- _To be done_:
Show every line below where "Σωτηρούλα" can be found.

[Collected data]
--------------------------------------------------

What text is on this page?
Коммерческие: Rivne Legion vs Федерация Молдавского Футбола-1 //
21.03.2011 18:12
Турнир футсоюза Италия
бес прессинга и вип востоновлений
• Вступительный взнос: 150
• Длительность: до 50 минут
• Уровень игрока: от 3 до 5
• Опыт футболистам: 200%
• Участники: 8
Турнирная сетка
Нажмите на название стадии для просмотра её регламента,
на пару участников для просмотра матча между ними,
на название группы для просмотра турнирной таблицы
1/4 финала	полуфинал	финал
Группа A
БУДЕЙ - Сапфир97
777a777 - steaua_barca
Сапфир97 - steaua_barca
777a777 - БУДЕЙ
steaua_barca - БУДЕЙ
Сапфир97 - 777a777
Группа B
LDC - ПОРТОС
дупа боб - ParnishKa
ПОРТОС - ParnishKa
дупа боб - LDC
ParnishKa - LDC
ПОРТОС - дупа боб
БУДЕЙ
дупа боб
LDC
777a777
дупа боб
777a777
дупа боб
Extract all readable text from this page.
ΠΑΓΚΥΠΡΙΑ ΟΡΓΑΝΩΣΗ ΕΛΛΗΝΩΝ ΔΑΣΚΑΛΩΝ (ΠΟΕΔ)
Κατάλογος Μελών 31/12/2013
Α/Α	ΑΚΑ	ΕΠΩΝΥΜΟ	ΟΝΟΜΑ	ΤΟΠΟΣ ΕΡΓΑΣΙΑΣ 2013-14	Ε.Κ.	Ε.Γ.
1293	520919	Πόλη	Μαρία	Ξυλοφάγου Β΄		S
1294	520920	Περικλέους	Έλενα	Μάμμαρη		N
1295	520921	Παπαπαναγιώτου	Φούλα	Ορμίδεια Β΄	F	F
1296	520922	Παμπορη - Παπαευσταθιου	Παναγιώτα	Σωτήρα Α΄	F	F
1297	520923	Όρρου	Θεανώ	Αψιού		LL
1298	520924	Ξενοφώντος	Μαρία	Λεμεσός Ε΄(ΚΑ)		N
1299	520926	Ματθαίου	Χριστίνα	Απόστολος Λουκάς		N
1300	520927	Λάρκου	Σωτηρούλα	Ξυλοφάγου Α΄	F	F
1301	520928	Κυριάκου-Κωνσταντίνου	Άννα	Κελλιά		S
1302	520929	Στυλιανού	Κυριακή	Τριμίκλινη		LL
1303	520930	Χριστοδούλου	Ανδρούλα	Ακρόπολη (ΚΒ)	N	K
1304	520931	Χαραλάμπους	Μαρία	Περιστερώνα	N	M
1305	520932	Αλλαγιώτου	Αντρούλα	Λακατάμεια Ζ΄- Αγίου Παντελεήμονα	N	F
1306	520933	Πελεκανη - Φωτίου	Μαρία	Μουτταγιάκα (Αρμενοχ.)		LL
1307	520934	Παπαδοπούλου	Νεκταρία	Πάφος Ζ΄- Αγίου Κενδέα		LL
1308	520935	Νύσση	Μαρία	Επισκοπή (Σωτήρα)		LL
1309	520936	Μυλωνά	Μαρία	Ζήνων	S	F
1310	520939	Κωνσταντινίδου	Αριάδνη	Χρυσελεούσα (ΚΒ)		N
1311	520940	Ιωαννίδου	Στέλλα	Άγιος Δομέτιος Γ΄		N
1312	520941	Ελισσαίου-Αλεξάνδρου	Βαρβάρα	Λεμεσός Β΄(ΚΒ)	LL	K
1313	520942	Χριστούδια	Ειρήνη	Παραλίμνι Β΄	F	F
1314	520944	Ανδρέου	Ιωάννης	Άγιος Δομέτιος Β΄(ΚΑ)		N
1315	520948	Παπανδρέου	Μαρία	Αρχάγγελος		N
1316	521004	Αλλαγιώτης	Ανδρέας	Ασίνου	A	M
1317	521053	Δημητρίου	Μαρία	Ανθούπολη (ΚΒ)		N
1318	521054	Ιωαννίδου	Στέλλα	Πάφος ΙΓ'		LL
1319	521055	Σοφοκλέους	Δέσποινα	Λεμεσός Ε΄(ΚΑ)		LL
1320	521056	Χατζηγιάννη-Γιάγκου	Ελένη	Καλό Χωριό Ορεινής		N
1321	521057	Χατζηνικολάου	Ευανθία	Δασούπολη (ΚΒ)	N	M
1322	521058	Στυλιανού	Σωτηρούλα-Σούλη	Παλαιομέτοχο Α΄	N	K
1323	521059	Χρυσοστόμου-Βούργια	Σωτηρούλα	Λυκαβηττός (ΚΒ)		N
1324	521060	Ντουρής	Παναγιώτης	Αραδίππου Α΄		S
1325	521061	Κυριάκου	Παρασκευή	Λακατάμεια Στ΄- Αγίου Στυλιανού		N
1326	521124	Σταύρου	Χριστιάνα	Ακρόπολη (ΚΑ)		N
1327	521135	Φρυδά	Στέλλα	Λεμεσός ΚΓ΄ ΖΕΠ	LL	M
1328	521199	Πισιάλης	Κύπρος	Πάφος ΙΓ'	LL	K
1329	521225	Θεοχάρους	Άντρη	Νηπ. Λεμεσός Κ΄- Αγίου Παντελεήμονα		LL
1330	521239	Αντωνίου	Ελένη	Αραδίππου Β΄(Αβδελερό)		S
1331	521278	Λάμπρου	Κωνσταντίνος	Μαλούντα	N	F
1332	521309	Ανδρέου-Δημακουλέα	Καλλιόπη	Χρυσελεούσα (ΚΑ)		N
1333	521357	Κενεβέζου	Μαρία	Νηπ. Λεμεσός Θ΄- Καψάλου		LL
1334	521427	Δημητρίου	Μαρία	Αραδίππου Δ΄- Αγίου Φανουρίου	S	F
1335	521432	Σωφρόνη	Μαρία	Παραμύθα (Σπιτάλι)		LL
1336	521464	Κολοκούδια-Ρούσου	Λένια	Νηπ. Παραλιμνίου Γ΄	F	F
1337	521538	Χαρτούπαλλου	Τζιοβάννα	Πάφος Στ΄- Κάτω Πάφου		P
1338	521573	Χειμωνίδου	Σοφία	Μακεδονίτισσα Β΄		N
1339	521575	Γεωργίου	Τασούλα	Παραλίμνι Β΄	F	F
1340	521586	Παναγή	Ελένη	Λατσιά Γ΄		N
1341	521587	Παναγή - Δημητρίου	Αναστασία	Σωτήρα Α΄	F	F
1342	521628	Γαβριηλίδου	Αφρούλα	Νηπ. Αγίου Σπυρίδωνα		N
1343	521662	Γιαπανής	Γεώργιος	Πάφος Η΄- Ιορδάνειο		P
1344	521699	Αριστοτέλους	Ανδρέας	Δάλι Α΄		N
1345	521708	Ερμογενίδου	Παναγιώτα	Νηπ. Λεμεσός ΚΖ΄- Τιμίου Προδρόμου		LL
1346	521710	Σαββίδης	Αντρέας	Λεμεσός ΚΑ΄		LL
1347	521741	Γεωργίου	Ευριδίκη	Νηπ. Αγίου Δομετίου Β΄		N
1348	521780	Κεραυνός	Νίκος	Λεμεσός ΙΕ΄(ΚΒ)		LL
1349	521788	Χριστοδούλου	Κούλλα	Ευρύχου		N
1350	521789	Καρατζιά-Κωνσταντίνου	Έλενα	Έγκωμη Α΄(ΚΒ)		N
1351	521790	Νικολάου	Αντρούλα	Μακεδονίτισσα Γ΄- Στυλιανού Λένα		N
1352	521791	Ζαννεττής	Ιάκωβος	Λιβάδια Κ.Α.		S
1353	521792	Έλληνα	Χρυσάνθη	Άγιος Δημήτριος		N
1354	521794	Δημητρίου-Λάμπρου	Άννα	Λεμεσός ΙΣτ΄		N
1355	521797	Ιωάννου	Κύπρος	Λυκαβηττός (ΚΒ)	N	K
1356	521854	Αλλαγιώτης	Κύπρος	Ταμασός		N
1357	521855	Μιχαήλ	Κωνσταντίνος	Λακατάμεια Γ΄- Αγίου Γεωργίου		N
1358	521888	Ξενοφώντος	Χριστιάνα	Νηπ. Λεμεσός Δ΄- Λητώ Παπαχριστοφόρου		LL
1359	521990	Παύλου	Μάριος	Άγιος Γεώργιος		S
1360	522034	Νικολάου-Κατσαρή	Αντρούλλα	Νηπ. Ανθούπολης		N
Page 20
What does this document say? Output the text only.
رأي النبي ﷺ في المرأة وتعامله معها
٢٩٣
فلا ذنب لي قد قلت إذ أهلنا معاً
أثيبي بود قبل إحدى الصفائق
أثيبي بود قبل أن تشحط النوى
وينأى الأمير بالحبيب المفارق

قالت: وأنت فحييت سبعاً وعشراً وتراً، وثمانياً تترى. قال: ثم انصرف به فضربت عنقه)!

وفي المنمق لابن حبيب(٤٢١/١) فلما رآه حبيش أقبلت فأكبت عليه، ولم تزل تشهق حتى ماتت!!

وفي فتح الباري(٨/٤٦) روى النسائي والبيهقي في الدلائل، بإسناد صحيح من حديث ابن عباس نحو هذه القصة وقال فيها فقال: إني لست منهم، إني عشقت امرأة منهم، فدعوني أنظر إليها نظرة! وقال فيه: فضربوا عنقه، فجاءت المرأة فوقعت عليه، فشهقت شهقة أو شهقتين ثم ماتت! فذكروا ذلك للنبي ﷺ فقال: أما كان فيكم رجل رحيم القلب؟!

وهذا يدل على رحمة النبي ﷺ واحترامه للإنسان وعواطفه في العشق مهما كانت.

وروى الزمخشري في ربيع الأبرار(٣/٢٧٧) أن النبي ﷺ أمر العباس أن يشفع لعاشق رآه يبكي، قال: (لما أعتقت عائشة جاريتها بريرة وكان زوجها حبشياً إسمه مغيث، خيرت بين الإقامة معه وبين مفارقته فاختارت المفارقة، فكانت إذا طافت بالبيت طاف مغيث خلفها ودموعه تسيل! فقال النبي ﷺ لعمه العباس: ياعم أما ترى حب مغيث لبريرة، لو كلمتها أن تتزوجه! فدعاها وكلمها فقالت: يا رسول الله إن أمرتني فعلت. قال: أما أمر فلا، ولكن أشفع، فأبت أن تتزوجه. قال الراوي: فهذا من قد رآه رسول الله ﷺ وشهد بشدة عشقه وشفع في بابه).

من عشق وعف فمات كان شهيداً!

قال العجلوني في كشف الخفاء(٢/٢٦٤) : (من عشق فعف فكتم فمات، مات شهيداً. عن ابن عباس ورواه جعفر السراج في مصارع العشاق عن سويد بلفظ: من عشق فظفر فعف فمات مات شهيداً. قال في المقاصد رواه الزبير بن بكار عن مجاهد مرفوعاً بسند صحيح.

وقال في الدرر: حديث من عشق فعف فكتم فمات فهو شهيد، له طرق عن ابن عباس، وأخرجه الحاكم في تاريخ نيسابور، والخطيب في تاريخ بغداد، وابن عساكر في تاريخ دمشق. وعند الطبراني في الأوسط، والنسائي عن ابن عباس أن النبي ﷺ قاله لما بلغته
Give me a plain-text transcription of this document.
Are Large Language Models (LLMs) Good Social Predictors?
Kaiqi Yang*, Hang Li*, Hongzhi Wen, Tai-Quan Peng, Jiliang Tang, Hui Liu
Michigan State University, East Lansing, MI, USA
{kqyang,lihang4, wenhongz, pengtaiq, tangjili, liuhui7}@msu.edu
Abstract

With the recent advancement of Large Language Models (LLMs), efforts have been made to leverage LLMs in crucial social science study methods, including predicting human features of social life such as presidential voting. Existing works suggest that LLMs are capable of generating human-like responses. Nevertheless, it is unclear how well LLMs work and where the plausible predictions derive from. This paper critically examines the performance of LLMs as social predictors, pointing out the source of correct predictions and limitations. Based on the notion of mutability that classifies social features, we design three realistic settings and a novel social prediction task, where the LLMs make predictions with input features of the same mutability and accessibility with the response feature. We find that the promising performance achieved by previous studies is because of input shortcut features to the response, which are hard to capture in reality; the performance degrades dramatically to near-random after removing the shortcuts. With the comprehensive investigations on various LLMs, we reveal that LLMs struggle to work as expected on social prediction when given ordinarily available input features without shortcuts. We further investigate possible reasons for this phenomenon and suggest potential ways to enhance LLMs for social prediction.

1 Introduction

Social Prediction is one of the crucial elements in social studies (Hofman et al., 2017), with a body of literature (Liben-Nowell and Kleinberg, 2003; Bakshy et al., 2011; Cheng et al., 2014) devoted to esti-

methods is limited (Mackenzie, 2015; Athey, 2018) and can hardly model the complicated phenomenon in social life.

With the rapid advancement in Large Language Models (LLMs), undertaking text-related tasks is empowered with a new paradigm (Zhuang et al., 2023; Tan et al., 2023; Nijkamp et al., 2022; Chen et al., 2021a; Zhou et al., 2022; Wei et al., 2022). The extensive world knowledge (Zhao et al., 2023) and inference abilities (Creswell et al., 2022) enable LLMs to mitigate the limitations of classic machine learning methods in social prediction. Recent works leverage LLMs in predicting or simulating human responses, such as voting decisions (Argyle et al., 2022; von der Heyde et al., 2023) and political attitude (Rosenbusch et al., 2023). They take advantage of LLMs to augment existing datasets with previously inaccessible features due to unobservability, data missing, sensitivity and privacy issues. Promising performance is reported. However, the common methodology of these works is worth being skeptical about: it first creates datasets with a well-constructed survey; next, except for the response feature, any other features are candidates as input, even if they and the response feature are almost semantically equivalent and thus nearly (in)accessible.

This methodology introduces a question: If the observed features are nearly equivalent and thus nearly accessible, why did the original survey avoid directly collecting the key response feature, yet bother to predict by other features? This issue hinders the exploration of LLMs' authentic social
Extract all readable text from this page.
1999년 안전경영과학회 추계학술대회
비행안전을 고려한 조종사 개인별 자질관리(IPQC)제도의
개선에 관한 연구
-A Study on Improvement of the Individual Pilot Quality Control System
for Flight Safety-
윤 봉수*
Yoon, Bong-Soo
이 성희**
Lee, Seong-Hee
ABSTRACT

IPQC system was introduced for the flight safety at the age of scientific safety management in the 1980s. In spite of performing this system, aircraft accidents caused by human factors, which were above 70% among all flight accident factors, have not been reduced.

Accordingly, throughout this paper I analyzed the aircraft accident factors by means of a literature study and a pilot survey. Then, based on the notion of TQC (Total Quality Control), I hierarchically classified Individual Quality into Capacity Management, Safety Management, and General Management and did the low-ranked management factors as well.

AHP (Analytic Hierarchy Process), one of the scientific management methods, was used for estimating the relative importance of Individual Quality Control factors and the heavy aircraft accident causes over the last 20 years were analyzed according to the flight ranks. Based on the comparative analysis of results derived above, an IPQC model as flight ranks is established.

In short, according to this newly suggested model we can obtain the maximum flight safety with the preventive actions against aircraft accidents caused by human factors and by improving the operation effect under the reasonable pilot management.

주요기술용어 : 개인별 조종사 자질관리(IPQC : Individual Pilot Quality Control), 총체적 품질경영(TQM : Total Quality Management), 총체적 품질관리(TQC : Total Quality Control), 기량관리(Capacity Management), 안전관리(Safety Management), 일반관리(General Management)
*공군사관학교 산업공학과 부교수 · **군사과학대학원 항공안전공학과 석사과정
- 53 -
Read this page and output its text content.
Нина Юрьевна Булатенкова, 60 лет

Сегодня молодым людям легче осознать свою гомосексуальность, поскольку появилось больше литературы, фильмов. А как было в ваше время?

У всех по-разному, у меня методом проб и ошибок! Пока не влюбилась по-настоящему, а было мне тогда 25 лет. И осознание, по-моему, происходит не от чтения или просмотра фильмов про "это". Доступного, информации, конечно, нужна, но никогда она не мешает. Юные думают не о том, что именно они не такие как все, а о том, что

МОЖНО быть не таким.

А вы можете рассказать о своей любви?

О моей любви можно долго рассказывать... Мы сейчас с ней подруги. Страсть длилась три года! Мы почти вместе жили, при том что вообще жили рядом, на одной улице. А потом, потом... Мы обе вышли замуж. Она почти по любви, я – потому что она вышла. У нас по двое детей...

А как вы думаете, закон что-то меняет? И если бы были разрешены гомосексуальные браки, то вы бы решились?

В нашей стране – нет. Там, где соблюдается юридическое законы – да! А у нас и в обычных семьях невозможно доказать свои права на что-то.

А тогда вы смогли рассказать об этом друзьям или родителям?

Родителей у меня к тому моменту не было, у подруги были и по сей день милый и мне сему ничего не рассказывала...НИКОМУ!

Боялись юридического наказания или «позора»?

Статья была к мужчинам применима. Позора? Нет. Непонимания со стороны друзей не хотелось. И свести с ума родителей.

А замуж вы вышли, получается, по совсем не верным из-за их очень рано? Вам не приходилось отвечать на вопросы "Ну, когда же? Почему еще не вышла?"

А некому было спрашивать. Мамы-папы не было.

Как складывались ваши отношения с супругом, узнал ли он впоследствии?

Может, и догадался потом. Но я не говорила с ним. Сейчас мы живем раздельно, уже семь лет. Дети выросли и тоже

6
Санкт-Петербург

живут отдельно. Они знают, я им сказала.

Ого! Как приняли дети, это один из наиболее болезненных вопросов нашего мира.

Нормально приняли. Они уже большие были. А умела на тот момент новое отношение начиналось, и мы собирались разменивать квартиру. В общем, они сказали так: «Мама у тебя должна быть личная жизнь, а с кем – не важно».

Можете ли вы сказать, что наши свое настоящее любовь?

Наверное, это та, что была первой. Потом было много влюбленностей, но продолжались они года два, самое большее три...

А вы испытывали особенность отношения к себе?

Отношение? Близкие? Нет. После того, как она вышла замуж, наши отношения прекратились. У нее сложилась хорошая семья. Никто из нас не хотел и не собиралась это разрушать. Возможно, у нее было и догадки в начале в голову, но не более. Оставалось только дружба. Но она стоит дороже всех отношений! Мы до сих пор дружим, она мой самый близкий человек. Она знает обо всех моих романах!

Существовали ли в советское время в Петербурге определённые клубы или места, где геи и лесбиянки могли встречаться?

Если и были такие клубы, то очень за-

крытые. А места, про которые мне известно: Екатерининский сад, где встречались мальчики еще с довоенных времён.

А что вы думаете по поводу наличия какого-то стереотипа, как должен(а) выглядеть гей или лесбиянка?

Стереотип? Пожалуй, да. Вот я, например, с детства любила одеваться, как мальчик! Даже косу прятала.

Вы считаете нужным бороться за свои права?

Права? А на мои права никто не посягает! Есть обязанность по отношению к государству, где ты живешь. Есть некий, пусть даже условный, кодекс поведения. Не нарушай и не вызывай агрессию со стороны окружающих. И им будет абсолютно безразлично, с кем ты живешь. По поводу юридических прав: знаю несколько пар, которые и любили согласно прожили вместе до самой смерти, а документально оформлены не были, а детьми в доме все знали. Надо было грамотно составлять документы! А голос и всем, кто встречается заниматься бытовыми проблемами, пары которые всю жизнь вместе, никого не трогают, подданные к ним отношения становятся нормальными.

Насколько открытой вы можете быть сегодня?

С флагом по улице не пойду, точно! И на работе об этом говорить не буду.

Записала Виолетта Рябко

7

--------------------------------------------------

- _Solution to the problem_:
1300	520927	Λάρκου	Σωτηρούλα	Ξυλοφάγου Α΄	F	F
1322	521058	Στυλιανού	Σωτηρούλα-Σούλη	Παλαιομέτοχο Α΄	N	K
1323	521059	Χρυσοστόμου-Βούργια	Σωτηρούλα	Λυκαβηττός (ΚΒ)		N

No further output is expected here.